§ Exercise prompt:
Every entry must be copied word for word.

......

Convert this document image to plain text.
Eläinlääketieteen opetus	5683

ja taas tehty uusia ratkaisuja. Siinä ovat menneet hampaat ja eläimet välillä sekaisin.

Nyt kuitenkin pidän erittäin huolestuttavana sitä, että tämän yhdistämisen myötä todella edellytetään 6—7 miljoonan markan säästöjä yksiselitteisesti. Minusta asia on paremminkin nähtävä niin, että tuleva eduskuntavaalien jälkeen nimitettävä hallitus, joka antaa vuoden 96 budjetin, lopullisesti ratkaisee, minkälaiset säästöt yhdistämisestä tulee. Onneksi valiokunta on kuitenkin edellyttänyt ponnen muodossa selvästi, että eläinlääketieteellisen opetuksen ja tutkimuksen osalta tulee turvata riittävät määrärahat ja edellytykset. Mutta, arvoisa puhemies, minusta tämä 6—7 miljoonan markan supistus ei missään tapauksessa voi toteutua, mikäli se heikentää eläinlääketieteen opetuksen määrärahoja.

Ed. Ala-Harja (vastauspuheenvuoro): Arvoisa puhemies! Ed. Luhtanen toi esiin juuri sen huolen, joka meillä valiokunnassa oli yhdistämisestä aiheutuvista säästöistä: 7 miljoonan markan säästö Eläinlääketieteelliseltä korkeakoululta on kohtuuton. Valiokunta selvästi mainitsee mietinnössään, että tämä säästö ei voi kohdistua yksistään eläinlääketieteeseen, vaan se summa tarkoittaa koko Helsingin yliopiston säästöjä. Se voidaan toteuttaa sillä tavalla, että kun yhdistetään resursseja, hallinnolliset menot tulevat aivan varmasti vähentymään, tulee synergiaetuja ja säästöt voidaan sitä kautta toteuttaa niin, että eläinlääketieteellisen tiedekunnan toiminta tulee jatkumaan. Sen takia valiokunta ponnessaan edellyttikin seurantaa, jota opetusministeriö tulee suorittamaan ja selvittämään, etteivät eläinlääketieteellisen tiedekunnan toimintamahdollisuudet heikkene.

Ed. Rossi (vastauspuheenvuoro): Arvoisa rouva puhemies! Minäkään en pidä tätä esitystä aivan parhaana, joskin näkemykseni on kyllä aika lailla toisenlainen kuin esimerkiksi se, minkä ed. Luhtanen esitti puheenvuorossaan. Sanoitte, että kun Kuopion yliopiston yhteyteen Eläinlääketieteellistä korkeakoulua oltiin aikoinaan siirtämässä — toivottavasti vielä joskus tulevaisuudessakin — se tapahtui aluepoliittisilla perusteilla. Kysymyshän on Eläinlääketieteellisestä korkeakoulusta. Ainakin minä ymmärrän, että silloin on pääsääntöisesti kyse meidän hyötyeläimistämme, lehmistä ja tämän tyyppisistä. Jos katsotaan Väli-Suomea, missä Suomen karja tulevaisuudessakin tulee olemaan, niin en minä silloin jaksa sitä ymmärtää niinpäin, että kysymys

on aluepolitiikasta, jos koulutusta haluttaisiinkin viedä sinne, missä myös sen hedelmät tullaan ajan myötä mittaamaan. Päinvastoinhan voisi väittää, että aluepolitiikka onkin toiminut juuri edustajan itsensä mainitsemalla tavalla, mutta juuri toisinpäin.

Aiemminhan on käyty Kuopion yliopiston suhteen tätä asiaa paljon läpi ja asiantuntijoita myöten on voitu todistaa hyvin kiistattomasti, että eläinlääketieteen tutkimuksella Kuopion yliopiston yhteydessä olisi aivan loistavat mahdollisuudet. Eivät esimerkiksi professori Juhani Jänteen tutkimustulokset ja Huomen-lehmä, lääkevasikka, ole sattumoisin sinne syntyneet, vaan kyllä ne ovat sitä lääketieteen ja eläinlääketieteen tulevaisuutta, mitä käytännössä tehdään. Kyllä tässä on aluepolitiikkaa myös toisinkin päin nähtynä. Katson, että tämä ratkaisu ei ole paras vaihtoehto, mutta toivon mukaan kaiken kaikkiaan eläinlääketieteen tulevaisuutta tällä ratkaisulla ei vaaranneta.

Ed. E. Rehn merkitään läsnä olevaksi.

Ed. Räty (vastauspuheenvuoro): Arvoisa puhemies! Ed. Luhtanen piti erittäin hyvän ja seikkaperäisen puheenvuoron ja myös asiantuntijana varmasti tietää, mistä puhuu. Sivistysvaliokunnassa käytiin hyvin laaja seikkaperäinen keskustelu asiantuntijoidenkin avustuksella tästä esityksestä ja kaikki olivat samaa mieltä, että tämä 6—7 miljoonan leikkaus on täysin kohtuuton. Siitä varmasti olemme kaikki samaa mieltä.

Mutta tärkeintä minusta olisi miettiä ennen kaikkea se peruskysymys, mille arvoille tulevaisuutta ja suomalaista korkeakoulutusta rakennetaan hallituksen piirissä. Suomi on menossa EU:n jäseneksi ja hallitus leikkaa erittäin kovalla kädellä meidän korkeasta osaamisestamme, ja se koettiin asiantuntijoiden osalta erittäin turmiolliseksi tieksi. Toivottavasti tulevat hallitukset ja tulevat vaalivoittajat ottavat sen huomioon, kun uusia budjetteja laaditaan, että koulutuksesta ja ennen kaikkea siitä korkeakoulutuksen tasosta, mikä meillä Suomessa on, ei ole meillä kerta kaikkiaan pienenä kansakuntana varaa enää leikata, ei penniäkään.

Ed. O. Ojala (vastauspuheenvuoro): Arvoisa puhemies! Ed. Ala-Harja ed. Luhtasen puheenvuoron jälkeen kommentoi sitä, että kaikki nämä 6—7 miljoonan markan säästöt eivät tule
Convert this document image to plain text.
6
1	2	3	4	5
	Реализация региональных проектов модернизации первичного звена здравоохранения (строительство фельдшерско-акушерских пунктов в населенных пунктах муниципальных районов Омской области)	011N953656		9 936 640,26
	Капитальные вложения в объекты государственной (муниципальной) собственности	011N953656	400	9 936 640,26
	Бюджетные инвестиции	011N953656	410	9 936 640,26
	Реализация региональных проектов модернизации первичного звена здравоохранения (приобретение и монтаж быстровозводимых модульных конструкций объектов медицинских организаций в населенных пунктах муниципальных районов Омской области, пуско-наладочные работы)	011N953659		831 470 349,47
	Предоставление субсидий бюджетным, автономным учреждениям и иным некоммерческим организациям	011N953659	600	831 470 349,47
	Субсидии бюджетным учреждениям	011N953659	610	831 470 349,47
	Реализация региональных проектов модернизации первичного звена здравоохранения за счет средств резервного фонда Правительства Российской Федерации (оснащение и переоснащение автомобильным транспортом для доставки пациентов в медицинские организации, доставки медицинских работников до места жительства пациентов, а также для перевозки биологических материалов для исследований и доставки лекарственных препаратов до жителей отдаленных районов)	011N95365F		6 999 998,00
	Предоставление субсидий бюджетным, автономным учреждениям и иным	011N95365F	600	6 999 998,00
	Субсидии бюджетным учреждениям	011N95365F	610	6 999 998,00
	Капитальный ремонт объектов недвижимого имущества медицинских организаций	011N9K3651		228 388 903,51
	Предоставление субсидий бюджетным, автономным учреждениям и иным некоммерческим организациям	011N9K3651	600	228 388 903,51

......

§ Problem solution:
Convert this document image to plain text.
Eläinlääketieteen opetus	5683

ja taas tehty uusia ratkaisuja. Siinä ovat menneet hampaat ja eläimet välillä sekaisin.

Nyt kuitenkin pidän erittäin huolestuttavana sitä, että tämän yhdistämisen myötä todella edellytetään 6—7 miljoonan markan säästöjä yksiselitteisesti. Minusta asia on paremminkin nähtävä niin, että tuleva eduskuntavaalien jälkeen nimitettävä hallitus, joka antaa vuoden 96 budjetin, lopullisesti ratkaisee, minkälaiset säästöt yhdistämisestä tulee. Onneksi valiokunta on kuitenkin edellyttänyt ponnen muodossa selvästi, että eläinlääketieteellisen opetuksen ja tutkimuksen osalta tulee turvata riittävät määrärahat ja edellytykset. Mutta, arvoisa puhemies, minusta tämä 6—7 miljoonan markan supistus ei missään tapauksessa voi toteutua, mikäli se heikentää eläinlääketieteen opetuksen määrärahoja.

Ed. Ala-Harja (vastauspuheenvuoro): Arvoisa puhemies! Ed. Luhtanen toi esiin juuri sen huolen, joka meillä valiokunnassa oli yhdistämisestä aiheutuvista säästöistä: 7 miljoonan markan säästö Eläinlääketieteelliseltä korkeakoululta on kohtuuton. Valiokunta selvästi mainitsee mietinnössään, että tämä säästö ei voi kohdistua yksistään eläinlääketieteeseen, vaan se summa tarkoittaa koko Helsingin yliopiston säästöjä. Se voidaan toteuttaa sillä tavalla, että kun yhdistetään resursseja, hallinnolliset menot tulevat aivan varmasti vähentymään, tulee synergiaetuja ja säästöt voidaan sitä kautta toteuttaa niin, että eläinlääketieteellisen tiedekunnan toiminta tulee jatkumaan. Sen takia valiokunta ponnessaan edellyttikin seurantaa, jota opetusministeriö tulee suorittamaan ja selvittämään, etteivät eläinlääketieteellisen tiedekunnan toimintamahdollisuudet heikkene.

Ed. Rossi (vastauspuheenvuoro): Arvoisa rouva puhemies! Minäkään en pidä tätä esitystä aivan parhaana, joskin näkemykseni on kyllä aika lailla toisenlainen kuin esimerkiksi se, minkä ed. Luhtanen esitti puheenvuorossaan. Sanoitte, että kun Kuopion yliopiston yhteyteen Eläinlääketieteellistä korkeakoulua oltiin aikoinaan siirtämässä — toivottavasti vielä joskus tulevaisuudessakin — se tapahtui aluepoliittisilla perusteilla. Kysymyshän on Eläinlääketieteellisestä korkeakoulusta. Ainakin minä ymmärrän, että silloin on pääsääntöisesti kyse meidän hyötyeläimistämme, lehmistä ja tämän tyyppisistä. Jos katsotaan Väli-Suomea, missä Suomen karja tulevaisuudessakin tulee olemaan, niin en minä silloin jaksa sitä ymmärtää niinpäin, että kysymys

on aluepolitiikasta, jos koulutusta haluttaisiinkin viedä sinne, missä myös sen hedelmät tullaan ajan myötä mittaamaan. Päinvastoinhan voisi väittää, että aluepolitiikka onkin toiminut juuri edustajan itsensä mainitsemalla tavalla, mutta juuri toisinpäin.

Aiemminhan on käyty Kuopion yliopiston suhteen tätä asiaa paljon läpi ja asiantuntijoita myöten on voitu todistaa hyvin kiistattomasti, että eläinlääketieteen tutkimuksella Kuopion yliopiston yhteydessä olisi aivan loistavat mahdollisuudet. Eivät esimerkiksi professori Juhani Jänteen tutkimustulokset ja Huomen-lehmä, lääkevasikka, ole sattumoisin sinne syntyneet, vaan kyllä ne ovat sitä lääketieteen ja eläinlääketieteen tulevaisuutta, mitä käytännössä tehdään. Kyllä tässä on aluepolitiikkaa myös toisinkin päin nähtynä. Katson, että tämä ratkaisu ei ole paras vaihtoehto, mutta toivon mukaan kaiken kaikkiaan eläinlääketieteen tulevaisuutta tällä ratkaisulla ei vaaranneta.

Ed. E. Rehn merkitään läsnä olevaksi.

Ed. Räty (vastauspuheenvuoro): Arvoisa puhemies! Ed. Luhtanen piti erittäin hyvän ja seikkaperäisen puheenvuoron ja myös asiantuntijana varmasti tietää, mistä puhuu. Sivistysvaliokunnassa käytiin hyvin laaja seikkaperäinen keskustelu asiantuntijoidenkin avustuksella tästä esityksestä ja kaikki olivat samaa mieltä, että tämä 6—7 miljoonan leikkaus on täysin kohtuuton. Siitä varmasti olemme kaikki samaa mieltä.

Mutta tärkeintä minusta olisi miettiä ennen kaikkea se peruskysymys, mille arvoille tulevaisuutta ja suomalaista korkeakoulutusta rakennetaan hallituksen piirissä. Suomi on menossa EU:n jäseneksi ja hallitus leikkaa erittäin kovalla kädellä meidän korkeasta osaamisestamme, ja se koettiin asiantuntijoiden osalta erittäin turmiolliseksi tieksi. Toivottavasti tulevat hallitukset ja tulevat vaalivoittajat ottavat sen huomioon, kun uusia budjetteja laaditaan, että koulutuksesta ja ennen kaikkea siitä korkeakoulutuksen tasosta, mikä meillä Suomessa on, ei ole meillä kerta kaikkiaan pienenä kansakuntana varaa enää leikata, ei penniäkään.

Ed. O. Ojala (vastauspuheenvuoro): Arvoisa puhemies! Ed. Ala-Harja ed. Luhtasen puheenvuoron jälkeen kommentoi sitä, että kaikki nämä 6—7 miljoonan markan säästöt eivät tule
Convert this document image to plain text.
6
1	2	3	4	5
	Реализация региональных проектов модернизации первичного звена здравоохранения (строительство фельдшерско-акушерских пунктов в населенных пунктах муниципальных районов Омской области)	011N953656		9 936 640,26
	Капитальные вложения в объекты государственной (муниципальной) собственности	011N953656	400	9 936 640,26
	Бюджетные инвестиции	011N953656	410	9 936 640,26
	Реализация региональных проектов модернизации первичного звена здравоохранения (приобретение и монтаж быстровозводимых модульных конструкций объектов медицинских организаций в населенных пунктах муниципальных районов Омской области, пуско-наладочные работы)	011N953659		831 470 349,47
	Предоставление субсидий бюджетным, автономным учреждениям и иным некоммерческим организациям	011N953659	600	831 470 349,47
	Субсидии бюджетным учреждениям	011N953659	610	831 470 349,47
	Реализация региональных проектов модернизации первичного звена здравоохранения за счет средств резервного фонда Правительства Российской Федерации (оснащение и переоснащение автомобильным транспортом для доставки пациентов в медицинские организации, доставки медицинских работников до места жительства пациентов, а также для перевозки биологических материалов для исследований и доставки лекарственных препаратов до жителей отдаленных районов)	011N95365F		6 999 998,00
	Предоставление субсидий бюджетным, автономным учреждениям и иным	011N95365F	600	6 999 998,00
	Субсидии бюджетным учреждениям	011N95365F	610	6 999 998,00
	Капитальный ремонт объектов недвижимого имущества медицинских организаций	011N9K3651		228 388 903,51
	Предоставление субсидий бюджетным, автономным учреждениям и иным некоммерческим организациям	011N9K3651	600	228 388 903,51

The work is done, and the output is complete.